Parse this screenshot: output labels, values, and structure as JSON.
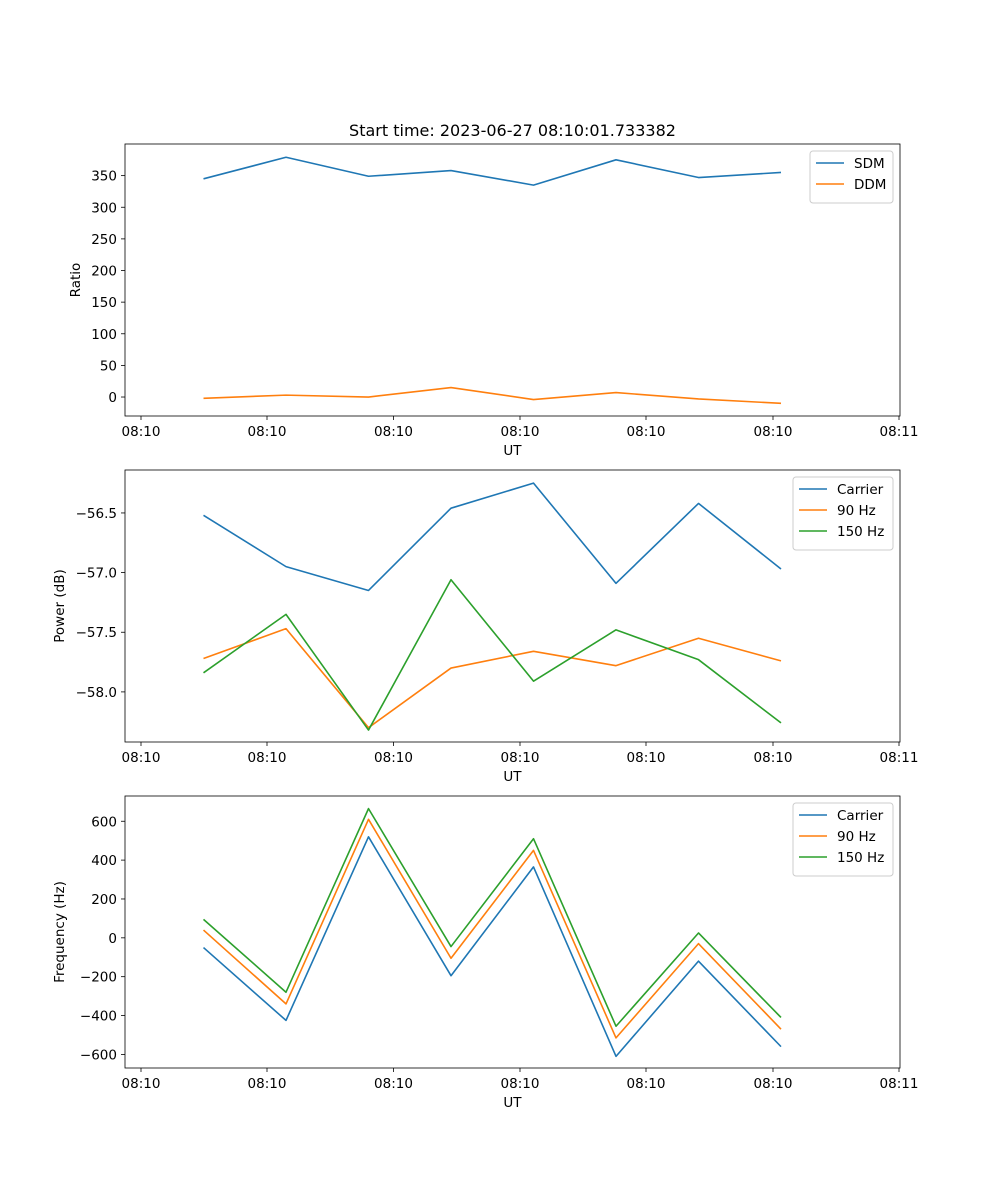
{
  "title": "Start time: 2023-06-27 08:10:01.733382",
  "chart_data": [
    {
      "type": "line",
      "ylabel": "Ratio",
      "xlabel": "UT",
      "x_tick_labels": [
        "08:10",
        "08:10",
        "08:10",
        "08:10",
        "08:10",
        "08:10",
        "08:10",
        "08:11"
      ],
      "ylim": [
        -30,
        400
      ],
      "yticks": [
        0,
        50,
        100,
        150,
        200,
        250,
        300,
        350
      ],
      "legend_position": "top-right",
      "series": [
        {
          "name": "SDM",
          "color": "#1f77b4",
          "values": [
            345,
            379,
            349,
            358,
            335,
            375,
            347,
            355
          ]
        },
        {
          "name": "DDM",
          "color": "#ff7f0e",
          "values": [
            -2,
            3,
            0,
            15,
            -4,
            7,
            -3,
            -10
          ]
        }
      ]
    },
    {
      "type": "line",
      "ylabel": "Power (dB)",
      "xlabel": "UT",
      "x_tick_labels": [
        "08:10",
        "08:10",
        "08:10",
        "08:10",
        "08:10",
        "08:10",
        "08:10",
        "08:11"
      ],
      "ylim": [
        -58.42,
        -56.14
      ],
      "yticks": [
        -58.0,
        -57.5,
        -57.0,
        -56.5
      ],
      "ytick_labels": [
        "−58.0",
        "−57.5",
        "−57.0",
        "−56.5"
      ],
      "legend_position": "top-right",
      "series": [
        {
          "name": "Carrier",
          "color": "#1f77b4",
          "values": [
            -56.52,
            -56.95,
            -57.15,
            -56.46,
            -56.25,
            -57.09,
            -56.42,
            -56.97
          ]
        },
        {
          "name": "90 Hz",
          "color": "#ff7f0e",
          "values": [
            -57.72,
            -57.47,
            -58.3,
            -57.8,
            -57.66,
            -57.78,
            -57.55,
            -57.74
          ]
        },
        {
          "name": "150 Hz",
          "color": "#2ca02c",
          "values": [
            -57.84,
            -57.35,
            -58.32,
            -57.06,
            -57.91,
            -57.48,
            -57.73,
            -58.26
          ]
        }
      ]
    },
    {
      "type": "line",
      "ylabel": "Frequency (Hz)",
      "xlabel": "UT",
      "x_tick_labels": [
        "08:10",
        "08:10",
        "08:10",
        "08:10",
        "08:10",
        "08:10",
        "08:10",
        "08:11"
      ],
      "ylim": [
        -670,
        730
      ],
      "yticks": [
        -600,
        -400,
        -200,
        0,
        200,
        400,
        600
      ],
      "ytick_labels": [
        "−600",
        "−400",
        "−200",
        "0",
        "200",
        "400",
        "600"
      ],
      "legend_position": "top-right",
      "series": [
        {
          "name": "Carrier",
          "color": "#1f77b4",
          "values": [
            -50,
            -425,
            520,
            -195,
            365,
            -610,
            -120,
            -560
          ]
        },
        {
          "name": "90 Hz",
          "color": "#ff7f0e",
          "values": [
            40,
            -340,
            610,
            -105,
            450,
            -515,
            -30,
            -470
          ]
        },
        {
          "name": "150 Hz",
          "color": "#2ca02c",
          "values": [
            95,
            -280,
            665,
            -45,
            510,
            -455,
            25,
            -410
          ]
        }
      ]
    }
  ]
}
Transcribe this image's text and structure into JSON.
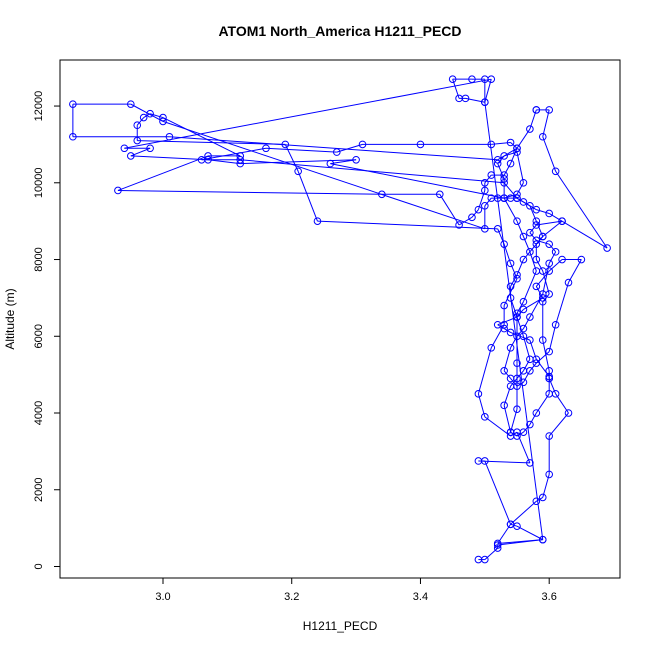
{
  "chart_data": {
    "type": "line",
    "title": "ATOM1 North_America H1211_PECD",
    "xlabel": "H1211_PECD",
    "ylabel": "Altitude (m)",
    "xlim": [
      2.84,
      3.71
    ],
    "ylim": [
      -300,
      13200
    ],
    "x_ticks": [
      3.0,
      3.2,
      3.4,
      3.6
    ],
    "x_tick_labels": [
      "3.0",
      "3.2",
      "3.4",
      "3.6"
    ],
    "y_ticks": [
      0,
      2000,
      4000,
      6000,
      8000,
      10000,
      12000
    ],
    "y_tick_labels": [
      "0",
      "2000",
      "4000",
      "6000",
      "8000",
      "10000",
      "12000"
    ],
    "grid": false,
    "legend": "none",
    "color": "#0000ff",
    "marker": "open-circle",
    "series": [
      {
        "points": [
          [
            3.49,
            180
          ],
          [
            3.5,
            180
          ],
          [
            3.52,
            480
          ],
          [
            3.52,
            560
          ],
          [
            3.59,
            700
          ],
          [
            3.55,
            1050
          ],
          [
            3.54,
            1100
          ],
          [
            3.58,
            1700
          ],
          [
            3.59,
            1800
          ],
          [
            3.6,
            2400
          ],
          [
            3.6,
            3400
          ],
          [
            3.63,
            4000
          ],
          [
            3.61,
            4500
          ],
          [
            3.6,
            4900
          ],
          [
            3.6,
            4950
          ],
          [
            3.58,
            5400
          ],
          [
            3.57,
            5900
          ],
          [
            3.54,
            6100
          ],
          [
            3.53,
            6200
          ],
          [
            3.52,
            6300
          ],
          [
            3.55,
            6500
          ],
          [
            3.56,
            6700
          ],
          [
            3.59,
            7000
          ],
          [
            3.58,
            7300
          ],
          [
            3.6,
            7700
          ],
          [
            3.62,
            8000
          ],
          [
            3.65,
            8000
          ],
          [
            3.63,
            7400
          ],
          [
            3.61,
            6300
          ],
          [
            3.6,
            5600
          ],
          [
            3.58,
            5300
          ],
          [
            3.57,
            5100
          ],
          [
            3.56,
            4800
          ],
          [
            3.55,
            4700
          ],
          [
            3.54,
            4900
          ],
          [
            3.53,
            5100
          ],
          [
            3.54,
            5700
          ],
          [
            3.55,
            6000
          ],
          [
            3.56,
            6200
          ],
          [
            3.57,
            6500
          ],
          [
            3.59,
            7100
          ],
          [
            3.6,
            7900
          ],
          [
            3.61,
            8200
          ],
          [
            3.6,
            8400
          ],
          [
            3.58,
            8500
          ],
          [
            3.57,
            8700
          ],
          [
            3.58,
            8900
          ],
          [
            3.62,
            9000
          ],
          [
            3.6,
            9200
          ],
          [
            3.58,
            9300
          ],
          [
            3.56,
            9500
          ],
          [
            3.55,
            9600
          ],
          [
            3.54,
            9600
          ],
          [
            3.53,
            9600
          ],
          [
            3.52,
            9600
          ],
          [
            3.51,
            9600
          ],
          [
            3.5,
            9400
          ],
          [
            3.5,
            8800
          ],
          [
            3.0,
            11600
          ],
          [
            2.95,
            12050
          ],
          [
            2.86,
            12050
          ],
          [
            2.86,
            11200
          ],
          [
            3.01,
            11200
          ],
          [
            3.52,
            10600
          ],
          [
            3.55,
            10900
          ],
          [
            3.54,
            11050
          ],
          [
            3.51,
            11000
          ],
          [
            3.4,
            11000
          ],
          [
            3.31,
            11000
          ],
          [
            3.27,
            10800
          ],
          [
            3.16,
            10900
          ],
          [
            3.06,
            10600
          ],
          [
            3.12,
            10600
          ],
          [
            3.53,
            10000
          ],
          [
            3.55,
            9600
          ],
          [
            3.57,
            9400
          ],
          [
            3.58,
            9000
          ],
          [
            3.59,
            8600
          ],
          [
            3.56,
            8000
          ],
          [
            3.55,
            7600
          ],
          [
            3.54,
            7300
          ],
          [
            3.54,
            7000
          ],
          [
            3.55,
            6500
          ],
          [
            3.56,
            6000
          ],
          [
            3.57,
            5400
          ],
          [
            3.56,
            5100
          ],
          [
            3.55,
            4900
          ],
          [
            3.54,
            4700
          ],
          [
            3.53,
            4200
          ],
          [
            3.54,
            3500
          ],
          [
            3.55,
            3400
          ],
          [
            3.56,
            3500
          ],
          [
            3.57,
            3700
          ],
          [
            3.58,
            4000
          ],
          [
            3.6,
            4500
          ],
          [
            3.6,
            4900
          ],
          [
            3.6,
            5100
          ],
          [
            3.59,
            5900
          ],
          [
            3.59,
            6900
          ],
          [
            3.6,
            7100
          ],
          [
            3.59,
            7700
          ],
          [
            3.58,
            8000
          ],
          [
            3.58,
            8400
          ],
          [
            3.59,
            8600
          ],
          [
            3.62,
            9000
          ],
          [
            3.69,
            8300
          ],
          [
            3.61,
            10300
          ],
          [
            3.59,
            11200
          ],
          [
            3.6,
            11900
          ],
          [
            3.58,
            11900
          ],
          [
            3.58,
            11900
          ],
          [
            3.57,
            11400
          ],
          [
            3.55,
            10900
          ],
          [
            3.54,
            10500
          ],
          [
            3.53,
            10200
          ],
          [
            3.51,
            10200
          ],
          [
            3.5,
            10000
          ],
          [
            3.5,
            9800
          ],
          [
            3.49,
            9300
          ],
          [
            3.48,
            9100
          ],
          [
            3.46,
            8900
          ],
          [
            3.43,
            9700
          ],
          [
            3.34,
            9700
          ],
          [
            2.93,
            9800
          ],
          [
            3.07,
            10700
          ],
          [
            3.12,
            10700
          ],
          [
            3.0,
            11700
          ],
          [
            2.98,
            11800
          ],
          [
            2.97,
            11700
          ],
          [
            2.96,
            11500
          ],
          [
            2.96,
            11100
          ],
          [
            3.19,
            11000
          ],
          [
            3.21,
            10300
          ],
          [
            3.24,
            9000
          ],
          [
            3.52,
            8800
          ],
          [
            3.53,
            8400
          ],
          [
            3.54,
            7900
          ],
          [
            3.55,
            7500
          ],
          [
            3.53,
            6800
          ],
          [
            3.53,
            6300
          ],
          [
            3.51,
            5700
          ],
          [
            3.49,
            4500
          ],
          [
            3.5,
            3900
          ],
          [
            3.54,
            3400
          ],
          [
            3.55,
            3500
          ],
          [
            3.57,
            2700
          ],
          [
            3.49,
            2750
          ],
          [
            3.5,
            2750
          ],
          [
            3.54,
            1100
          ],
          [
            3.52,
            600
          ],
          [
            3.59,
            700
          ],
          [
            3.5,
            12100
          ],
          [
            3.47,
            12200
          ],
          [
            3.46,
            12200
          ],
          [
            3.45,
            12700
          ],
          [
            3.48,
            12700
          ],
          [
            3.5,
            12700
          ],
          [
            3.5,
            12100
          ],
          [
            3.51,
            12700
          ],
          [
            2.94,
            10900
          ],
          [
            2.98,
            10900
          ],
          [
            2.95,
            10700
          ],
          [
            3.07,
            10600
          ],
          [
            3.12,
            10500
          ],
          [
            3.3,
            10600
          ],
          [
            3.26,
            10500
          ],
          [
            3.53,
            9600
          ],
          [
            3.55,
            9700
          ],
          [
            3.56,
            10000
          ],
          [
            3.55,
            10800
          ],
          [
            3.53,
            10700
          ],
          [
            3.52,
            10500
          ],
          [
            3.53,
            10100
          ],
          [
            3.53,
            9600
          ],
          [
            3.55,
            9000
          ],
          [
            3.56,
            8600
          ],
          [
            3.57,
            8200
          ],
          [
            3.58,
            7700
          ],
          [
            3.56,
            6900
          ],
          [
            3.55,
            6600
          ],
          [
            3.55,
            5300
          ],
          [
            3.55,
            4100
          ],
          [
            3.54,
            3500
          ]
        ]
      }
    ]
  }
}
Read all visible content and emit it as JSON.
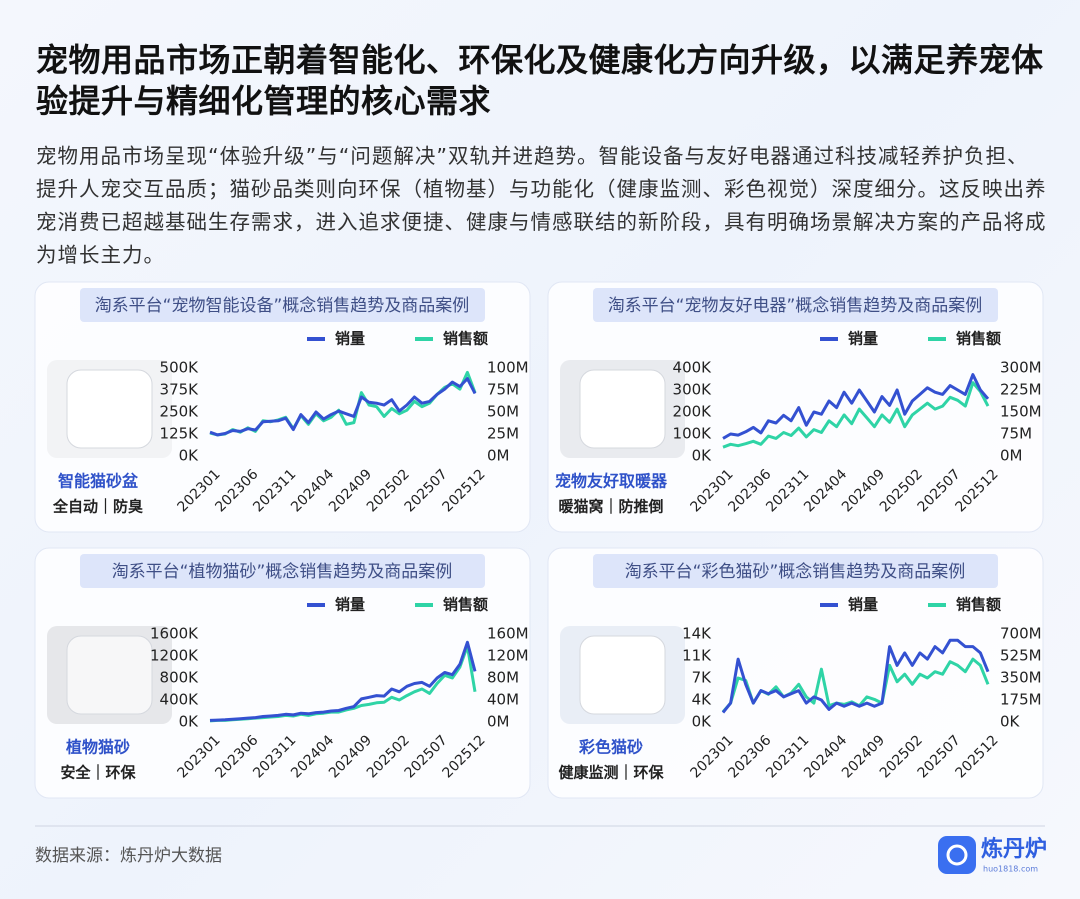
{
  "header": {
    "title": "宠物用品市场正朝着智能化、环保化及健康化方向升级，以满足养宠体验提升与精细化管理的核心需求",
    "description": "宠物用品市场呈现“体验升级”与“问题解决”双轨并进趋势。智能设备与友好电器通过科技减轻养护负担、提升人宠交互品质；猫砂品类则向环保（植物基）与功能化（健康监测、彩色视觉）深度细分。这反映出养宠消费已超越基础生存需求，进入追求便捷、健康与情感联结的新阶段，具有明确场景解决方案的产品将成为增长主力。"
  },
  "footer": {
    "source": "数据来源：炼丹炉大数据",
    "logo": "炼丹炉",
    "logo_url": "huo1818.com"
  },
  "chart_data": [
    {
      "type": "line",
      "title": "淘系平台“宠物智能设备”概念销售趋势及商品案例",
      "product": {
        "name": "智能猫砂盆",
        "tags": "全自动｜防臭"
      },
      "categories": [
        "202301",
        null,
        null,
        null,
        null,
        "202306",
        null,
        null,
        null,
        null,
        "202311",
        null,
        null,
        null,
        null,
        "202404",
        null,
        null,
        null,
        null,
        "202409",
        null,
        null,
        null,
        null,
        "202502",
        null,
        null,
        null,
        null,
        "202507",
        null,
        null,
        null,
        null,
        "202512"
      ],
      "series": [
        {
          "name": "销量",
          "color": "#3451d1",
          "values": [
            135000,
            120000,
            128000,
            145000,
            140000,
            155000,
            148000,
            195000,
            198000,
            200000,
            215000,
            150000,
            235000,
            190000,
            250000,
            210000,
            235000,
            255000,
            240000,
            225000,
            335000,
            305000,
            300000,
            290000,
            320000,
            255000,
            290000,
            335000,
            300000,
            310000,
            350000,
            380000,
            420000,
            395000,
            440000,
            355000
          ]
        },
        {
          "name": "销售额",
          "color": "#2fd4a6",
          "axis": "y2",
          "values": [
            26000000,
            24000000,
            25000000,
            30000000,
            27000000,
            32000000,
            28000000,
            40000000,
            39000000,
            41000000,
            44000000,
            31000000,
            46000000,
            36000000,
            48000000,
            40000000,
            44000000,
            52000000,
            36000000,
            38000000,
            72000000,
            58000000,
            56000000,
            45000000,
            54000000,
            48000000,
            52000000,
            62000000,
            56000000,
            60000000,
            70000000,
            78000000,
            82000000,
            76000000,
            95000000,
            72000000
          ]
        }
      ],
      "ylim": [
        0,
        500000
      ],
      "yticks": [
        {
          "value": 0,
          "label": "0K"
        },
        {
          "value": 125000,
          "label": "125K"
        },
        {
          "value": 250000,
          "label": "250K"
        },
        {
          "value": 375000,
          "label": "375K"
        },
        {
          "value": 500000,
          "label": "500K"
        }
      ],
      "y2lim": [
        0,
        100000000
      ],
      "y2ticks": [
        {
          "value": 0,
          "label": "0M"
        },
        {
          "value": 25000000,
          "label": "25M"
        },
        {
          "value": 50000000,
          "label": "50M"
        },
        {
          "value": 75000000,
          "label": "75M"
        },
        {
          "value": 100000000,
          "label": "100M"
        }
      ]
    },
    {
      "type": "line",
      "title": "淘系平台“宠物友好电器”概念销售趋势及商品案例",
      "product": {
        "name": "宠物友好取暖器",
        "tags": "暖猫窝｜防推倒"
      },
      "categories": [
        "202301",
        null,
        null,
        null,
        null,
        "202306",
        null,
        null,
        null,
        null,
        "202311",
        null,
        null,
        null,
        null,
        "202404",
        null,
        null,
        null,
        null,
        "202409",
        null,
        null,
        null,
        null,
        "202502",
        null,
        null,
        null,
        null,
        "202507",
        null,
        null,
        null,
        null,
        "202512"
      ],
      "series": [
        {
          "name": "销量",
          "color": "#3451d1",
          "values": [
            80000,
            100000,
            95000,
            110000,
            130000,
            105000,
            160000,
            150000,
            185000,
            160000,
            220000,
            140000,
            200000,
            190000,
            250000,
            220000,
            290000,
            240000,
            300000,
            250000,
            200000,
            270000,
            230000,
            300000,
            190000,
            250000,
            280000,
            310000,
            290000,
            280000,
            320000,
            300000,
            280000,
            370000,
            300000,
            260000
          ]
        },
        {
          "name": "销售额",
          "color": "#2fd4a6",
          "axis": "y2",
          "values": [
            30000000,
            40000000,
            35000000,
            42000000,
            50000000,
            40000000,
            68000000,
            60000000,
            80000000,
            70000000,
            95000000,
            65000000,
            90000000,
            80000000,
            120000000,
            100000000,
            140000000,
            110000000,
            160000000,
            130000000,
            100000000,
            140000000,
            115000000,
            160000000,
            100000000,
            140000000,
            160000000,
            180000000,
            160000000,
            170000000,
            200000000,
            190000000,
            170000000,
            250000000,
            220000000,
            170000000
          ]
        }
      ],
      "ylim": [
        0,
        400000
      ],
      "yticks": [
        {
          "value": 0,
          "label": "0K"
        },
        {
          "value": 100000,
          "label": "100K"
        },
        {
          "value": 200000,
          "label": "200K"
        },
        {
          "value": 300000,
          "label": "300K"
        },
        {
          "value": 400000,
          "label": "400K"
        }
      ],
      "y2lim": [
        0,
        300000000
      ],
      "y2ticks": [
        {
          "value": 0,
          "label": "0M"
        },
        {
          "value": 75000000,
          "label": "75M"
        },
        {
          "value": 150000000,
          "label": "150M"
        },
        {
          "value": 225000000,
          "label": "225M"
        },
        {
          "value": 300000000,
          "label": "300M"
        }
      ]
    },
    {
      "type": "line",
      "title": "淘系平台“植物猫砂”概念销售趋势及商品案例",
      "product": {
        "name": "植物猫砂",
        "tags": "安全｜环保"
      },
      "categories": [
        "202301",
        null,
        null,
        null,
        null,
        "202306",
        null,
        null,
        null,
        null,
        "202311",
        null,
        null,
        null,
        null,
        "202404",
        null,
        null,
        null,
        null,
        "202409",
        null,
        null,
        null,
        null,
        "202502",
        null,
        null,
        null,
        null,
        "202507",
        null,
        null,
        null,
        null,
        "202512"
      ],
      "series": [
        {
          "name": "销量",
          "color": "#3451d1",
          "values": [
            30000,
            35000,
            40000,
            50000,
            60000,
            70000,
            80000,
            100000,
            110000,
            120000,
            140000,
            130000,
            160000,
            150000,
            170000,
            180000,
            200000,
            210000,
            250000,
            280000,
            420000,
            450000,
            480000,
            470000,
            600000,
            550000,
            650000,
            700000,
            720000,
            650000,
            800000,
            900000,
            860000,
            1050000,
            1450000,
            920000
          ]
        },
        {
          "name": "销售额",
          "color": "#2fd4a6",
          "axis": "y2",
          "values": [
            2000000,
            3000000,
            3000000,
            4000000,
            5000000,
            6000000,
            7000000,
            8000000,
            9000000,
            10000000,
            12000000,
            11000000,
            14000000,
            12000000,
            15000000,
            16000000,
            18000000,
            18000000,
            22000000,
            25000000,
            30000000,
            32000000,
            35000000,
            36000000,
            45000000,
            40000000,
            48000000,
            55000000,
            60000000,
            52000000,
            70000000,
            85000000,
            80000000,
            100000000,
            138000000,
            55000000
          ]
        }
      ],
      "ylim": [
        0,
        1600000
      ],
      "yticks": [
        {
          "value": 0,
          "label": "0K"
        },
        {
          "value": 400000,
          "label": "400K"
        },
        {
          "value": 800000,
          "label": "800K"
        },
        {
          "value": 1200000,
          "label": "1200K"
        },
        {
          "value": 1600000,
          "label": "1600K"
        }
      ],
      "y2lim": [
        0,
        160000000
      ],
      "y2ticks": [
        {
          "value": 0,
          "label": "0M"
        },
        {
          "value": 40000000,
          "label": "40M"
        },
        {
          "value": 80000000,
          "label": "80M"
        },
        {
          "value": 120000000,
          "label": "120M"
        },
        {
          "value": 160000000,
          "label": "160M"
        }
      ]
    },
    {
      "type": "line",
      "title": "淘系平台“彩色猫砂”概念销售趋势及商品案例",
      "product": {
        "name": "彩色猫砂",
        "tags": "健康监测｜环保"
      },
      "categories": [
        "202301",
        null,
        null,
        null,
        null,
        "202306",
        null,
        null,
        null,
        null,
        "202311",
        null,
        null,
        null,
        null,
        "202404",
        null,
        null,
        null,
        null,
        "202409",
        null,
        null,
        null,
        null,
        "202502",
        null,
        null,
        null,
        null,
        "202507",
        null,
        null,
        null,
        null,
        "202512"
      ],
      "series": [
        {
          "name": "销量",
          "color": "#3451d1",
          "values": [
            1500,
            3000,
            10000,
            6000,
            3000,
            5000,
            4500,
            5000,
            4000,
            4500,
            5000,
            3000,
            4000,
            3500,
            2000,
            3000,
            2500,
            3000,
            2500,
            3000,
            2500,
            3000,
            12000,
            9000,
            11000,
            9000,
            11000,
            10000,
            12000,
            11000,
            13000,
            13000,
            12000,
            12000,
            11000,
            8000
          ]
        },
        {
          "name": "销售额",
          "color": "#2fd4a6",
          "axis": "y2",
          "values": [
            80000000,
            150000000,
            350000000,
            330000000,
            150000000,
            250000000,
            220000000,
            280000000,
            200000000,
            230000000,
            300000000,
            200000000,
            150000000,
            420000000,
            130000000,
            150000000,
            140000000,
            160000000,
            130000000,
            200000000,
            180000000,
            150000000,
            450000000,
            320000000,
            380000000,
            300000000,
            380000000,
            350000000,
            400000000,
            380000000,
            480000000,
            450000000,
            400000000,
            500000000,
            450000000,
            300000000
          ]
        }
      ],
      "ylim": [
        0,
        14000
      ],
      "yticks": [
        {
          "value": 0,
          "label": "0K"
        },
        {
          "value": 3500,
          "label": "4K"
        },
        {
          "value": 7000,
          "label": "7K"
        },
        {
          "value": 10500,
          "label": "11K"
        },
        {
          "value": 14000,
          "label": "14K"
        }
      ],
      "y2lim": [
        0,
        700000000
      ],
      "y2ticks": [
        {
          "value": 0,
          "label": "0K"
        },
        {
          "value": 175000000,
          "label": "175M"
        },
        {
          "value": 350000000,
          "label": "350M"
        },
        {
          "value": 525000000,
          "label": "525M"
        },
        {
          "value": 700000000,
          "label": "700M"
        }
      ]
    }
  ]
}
━━━━━━━━━━
# Task statement
Search the preceding listing for the word "健康监测" and pull out every line that holds it.

# Output
    "description": "宠物用品市场呈现“体验升级”与“问题解决”双轨并进趋势。智能设备与友好电器通过科技减轻养护负担、提升人宠交互品质；猫砂品类则向环保（植物基）与功能化（健康监测、彩色视觉）深度细分。这反映出养宠消费已超越基础生存需求，进入追求便捷、健康与情感联结的新阶段，具有明确场景解决方案的产品将成为增长主力。"
        "tags": "健康监测｜环保"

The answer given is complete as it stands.